- AIM -
Copy every line with the string "addon" in it.

------

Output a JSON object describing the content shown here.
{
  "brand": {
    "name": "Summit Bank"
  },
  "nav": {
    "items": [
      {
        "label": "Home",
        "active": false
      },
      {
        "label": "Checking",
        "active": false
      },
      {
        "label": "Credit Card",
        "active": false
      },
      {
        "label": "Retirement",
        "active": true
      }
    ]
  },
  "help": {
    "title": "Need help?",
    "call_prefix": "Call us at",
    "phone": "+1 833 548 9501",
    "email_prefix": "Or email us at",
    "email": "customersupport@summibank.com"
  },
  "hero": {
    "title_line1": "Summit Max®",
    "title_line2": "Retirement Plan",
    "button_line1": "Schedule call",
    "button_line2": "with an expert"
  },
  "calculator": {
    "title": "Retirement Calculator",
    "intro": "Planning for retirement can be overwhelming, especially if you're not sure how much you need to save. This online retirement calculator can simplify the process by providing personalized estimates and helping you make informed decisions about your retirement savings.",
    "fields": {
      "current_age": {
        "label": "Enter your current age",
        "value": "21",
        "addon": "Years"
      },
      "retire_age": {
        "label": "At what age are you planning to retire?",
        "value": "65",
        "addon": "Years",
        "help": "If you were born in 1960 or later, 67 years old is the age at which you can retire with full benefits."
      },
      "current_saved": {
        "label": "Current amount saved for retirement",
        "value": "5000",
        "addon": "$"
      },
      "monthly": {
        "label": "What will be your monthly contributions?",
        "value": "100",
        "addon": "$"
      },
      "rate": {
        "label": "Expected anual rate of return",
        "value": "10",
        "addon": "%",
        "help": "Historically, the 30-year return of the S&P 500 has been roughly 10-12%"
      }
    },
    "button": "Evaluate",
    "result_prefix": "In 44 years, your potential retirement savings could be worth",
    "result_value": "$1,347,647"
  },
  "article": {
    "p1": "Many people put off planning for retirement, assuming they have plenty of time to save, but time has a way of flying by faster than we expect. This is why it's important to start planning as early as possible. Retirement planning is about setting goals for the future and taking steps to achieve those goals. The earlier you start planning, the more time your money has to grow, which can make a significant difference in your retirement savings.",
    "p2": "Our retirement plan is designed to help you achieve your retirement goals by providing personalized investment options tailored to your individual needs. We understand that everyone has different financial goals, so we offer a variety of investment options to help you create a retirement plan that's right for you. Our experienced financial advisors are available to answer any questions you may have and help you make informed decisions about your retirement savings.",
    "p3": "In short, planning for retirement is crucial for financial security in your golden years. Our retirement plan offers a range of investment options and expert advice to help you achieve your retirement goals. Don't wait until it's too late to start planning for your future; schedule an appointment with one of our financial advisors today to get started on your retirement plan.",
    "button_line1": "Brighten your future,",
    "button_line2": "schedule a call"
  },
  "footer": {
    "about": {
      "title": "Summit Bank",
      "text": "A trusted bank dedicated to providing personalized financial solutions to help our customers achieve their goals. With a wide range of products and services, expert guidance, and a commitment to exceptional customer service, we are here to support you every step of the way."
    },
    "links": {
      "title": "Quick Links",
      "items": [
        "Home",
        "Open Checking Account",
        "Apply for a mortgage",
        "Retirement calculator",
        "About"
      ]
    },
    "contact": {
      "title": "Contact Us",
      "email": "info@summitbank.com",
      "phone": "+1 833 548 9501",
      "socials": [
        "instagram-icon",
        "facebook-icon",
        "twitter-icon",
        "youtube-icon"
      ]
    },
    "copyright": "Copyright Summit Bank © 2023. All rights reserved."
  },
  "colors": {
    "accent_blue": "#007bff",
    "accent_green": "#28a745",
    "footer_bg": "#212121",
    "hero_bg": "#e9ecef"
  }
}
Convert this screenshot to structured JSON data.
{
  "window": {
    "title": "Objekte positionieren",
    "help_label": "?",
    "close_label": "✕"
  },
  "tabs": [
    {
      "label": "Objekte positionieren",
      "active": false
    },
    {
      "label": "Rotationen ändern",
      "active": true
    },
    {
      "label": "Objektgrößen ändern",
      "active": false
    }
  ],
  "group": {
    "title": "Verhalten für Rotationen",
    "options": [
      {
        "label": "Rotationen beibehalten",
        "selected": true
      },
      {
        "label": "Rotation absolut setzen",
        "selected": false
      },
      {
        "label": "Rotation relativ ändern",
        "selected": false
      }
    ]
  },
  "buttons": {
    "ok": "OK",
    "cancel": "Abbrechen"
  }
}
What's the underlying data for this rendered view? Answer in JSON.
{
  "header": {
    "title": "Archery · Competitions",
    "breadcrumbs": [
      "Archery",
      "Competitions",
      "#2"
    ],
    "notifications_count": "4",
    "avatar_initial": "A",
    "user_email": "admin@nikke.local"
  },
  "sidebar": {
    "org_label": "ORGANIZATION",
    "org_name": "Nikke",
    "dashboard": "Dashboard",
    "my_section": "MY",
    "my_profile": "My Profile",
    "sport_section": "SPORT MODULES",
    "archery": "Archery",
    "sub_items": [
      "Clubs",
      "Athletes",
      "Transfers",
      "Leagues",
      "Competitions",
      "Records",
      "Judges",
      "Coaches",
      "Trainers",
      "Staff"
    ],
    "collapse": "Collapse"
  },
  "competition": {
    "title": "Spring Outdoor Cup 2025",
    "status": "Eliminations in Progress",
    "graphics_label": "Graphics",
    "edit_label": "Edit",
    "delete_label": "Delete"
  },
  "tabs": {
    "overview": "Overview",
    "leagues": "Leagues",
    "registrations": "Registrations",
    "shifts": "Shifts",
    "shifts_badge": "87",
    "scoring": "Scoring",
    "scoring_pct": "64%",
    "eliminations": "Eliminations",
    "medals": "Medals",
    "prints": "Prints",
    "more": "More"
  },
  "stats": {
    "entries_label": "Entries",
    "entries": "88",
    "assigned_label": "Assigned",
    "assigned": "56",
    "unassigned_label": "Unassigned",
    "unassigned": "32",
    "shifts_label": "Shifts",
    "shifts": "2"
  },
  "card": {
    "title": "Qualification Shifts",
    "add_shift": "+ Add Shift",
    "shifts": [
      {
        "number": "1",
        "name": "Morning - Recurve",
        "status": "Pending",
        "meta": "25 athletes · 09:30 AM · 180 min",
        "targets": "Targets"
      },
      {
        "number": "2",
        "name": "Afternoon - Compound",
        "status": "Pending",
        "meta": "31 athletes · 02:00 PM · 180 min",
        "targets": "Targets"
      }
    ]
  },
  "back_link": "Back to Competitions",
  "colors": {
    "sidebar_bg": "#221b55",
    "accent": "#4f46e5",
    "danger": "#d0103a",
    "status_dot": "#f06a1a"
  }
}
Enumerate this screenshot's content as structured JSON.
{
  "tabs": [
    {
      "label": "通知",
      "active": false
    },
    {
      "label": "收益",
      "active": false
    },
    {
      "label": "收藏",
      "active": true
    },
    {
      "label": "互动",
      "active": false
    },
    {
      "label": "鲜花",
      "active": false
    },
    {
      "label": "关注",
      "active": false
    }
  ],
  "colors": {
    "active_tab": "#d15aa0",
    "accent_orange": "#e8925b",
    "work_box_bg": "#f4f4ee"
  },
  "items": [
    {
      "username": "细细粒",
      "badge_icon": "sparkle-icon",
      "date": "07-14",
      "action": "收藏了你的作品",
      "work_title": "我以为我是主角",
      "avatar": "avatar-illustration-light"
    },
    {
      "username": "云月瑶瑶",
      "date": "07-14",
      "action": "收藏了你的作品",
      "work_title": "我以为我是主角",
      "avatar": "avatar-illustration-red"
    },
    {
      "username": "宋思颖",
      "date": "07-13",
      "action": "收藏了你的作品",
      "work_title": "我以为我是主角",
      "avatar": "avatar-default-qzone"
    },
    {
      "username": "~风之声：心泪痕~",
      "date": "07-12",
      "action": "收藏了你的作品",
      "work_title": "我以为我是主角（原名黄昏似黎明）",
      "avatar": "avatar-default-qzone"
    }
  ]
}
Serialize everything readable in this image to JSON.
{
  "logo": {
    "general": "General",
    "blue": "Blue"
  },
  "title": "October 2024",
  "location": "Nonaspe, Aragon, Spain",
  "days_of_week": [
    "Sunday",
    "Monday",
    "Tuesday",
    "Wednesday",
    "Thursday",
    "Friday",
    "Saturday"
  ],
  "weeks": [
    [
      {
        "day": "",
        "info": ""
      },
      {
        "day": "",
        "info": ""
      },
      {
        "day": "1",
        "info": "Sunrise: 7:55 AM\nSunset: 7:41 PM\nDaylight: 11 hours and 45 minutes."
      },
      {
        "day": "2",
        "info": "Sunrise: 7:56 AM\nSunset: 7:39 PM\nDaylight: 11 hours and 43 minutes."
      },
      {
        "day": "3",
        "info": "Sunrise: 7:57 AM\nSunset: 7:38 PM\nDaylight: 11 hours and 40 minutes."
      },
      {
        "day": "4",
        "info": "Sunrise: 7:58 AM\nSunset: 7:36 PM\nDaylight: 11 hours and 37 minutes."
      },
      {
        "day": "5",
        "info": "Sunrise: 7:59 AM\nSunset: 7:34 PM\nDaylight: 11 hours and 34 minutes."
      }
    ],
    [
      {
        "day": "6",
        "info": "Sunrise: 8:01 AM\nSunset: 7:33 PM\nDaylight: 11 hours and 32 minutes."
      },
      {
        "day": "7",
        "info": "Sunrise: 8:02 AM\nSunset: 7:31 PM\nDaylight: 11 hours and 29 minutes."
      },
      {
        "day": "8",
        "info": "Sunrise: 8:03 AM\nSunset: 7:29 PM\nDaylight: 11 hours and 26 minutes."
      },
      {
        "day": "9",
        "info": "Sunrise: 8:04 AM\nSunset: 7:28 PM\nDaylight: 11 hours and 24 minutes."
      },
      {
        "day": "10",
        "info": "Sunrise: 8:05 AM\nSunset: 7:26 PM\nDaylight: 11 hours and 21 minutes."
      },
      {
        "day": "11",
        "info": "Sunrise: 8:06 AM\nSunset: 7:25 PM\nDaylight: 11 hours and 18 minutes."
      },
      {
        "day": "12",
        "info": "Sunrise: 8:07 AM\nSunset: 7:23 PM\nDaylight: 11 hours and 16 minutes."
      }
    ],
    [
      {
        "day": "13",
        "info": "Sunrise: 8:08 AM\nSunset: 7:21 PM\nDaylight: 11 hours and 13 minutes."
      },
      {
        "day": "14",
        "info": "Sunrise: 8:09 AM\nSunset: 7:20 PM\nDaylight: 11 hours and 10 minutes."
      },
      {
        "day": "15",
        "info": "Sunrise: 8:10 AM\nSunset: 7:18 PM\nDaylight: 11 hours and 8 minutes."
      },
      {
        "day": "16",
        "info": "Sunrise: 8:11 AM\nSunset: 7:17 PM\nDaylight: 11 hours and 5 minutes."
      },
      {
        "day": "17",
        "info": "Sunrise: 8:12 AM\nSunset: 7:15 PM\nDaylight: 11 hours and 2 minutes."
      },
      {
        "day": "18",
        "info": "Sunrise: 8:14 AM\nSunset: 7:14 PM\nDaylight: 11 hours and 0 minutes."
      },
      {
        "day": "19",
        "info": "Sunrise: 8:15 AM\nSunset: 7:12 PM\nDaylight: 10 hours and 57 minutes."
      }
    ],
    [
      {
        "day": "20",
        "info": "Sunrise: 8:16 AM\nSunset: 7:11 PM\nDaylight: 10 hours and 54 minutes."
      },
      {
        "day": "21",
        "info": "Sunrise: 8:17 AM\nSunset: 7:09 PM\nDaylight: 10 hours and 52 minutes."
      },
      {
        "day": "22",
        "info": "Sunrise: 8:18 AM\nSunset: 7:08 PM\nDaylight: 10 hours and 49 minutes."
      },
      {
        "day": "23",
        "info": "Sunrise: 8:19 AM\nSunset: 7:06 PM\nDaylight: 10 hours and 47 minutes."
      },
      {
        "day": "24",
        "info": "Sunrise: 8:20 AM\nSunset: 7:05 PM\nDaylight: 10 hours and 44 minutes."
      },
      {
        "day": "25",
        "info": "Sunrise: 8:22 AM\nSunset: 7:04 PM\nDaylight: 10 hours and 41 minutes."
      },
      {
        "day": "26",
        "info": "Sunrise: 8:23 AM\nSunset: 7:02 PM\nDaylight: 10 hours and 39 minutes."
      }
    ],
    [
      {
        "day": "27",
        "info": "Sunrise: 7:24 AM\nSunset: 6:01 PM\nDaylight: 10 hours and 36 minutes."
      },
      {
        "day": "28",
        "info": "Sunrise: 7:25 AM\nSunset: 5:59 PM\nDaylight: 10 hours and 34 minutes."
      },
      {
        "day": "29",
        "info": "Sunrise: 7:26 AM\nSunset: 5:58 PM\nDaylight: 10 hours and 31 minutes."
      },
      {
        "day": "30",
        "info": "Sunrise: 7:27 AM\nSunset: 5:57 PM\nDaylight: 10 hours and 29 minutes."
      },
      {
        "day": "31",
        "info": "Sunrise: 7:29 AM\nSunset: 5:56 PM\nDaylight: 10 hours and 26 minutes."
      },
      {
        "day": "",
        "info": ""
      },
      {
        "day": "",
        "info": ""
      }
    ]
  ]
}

------

- RESULT -
        "addon": "Years"
        "addon": "Years",
        "addon": "$"
        "addon": "$"
        "addon": "%",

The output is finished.